STATED PROBLEM. Swap "LowPass" for "HighPass" in everything from the start of the material down through the line containing "magnitude-spectrum-image <box>544 230", and give back only those lines with nothing else changed.

RECORDS TO USE.
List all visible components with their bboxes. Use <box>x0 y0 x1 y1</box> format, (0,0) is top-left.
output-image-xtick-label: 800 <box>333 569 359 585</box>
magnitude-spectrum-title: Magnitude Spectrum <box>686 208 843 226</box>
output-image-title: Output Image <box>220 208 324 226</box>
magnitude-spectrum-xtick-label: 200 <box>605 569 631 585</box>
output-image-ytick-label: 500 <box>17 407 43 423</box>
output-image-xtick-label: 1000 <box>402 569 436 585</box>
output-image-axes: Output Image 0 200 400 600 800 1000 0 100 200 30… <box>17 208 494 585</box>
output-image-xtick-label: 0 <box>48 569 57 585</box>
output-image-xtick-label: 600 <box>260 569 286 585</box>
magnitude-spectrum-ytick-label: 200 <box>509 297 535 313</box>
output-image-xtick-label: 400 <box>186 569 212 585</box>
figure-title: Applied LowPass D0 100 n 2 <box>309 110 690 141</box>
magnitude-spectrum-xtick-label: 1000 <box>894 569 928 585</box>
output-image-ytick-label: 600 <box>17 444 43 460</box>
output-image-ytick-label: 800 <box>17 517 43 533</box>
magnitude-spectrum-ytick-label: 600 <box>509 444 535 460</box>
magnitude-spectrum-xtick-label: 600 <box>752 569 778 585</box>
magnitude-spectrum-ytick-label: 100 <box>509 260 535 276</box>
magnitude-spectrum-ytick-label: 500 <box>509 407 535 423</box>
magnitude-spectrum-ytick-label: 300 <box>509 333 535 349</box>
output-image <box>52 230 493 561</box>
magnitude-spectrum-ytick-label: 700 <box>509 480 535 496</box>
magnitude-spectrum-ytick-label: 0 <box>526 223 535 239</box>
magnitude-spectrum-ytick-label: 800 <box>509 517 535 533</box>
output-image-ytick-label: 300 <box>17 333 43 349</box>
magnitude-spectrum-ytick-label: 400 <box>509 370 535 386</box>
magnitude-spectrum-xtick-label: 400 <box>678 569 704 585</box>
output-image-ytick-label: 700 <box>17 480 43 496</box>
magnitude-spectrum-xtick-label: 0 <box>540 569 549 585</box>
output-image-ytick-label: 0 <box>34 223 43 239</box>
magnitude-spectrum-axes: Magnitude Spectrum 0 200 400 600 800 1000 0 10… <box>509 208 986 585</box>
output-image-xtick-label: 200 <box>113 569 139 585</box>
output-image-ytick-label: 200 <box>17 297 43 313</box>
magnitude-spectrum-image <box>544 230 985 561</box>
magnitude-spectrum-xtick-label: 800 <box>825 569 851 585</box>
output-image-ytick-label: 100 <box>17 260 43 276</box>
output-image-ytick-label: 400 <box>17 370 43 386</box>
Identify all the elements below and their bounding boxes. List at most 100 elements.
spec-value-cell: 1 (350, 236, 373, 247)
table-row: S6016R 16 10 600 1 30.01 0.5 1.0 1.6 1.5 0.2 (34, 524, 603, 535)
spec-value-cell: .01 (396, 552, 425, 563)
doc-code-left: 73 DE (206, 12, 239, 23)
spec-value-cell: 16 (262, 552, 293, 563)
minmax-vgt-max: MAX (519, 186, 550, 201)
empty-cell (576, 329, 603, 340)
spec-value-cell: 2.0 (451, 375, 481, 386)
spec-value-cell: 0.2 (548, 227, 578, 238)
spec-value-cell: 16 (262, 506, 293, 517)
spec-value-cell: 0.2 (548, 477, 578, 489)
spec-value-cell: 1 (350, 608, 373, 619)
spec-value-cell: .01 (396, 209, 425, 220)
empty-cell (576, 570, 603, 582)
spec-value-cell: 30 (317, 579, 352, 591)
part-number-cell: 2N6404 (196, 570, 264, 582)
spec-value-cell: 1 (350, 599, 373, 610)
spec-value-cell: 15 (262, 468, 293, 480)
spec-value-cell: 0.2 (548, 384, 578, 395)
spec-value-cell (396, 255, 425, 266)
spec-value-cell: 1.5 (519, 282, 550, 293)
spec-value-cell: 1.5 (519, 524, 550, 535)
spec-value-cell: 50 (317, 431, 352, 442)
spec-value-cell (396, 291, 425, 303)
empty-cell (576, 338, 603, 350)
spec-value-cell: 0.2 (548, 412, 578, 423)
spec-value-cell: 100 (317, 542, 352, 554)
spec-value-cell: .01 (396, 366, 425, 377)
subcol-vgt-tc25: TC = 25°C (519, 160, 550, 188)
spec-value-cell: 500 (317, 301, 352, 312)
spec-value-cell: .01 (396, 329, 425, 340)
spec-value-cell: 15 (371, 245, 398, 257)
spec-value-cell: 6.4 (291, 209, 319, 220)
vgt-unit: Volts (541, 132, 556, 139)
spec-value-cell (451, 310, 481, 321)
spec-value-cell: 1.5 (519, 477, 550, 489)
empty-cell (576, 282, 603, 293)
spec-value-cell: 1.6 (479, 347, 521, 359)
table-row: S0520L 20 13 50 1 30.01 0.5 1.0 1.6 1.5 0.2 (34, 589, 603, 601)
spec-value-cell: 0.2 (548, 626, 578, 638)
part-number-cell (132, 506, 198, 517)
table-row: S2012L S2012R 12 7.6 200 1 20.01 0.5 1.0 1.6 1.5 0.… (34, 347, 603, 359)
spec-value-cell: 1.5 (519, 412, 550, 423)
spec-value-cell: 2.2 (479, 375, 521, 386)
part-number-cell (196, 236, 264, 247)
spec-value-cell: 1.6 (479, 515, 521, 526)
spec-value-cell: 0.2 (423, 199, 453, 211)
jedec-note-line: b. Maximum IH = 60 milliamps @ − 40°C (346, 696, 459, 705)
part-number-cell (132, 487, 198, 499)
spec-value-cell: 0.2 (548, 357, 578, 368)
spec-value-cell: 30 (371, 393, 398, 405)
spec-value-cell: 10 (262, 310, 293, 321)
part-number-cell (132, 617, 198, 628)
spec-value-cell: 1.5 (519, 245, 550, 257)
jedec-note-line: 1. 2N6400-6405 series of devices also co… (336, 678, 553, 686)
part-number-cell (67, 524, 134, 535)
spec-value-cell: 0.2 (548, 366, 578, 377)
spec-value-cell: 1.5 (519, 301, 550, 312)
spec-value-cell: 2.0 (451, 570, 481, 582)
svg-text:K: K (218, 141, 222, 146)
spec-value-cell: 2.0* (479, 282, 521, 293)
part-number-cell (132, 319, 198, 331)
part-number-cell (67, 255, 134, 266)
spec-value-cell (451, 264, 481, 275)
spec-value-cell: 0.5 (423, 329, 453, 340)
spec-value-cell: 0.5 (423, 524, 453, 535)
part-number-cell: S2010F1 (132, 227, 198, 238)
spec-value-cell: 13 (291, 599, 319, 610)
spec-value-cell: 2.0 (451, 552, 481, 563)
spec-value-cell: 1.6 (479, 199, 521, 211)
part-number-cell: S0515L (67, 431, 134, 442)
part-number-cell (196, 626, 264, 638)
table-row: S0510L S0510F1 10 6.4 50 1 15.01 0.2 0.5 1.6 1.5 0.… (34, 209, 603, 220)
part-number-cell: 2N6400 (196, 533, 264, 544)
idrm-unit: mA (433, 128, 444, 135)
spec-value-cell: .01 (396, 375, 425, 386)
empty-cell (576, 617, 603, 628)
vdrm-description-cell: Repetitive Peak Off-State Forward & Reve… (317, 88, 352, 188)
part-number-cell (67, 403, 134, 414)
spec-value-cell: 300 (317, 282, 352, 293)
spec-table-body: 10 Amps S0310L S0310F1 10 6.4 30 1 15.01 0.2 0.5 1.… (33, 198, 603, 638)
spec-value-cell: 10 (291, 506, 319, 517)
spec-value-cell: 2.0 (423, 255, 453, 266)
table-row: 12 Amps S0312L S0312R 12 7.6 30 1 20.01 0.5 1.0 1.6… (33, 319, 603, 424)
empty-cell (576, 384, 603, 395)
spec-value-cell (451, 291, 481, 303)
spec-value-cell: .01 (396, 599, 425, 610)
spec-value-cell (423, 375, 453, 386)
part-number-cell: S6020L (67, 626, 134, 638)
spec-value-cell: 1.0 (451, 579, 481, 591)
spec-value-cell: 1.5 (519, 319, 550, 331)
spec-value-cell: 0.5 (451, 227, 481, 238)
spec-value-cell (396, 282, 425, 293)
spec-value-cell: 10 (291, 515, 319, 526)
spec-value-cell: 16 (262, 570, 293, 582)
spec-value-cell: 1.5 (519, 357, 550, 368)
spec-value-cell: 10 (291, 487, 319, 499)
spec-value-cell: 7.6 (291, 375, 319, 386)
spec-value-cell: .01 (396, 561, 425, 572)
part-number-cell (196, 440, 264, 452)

TASK RESULT.
List all visible components with their bboxes. Use <box>x0 y0 x1 y1</box> format, (0,0) is top-left.
output-image-xtick-label: 800 <box>333 569 359 585</box>
magnitude-spectrum-title: Magnitude Spectrum <box>686 208 843 226</box>
output-image-title: Output Image <box>220 208 324 226</box>
magnitude-spectrum-xtick-label: 200 <box>605 569 631 585</box>
output-image-ytick-label: 500 <box>17 407 43 423</box>
output-image-xtick-label: 1000 <box>402 569 436 585</box>
output-image-axes: Output Image 0 200 400 600 800 1000 0 100 200 30… <box>17 208 494 585</box>
output-image-xtick-label: 0 <box>48 569 57 585</box>
output-image-xtick-label: 600 <box>260 569 286 585</box>
magnitude-spectrum-ytick-label: 200 <box>509 297 535 313</box>
output-image-xtick-label: 400 <box>186 569 212 585</box>
figure-title: Applied HighPass D0 100 n 2 <box>309 110 690 141</box>
magnitude-spectrum-xtick-label: 1000 <box>894 569 928 585</box>
output-image-ytick-label: 600 <box>17 444 43 460</box>
output-image-ytick-label: 800 <box>17 517 43 533</box>
magnitude-spectrum-ytick-label: 600 <box>509 444 535 460</box>
magnitude-spectrum-xtick-label: 600 <box>752 569 778 585</box>
magnitude-spectrum-ytick-label: 100 <box>509 260 535 276</box>
magnitude-spectrum-ytick-label: 500 <box>509 407 535 423</box>
magnitude-spectrum-ytick-label: 300 <box>509 333 535 349</box>
output-image <box>52 230 493 561</box>
magnitude-spectrum-ytick-label: 700 <box>509 480 535 496</box>
magnitude-spectrum-ytick-label: 0 <box>526 223 535 239</box>
magnitude-spectrum-ytick-label: 800 <box>509 517 535 533</box>
output-image-ytick-label: 300 <box>17 333 43 349</box>
magnitude-spectrum-ytick-label: 400 <box>509 370 535 386</box>
magnitude-spectrum-xtick-label: 400 <box>678 569 704 585</box>
output-image-ytick-label: 700 <box>17 480 43 496</box>
magnitude-spectrum-xtick-label: 0 <box>540 569 549 585</box>
output-image-ytick-label: 0 <box>34 223 43 239</box>
magnitude-spectrum-axes: Magnitude Spectrum 0 200 400 600 800 1000 0 10… <box>509 208 986 585</box>
output-image-xtick-label: 200 <box>113 569 139 585</box>
output-image-ytick-label: 200 <box>17 297 43 313</box>
magnitude-spectrum-image <box>544 230 985 561</box>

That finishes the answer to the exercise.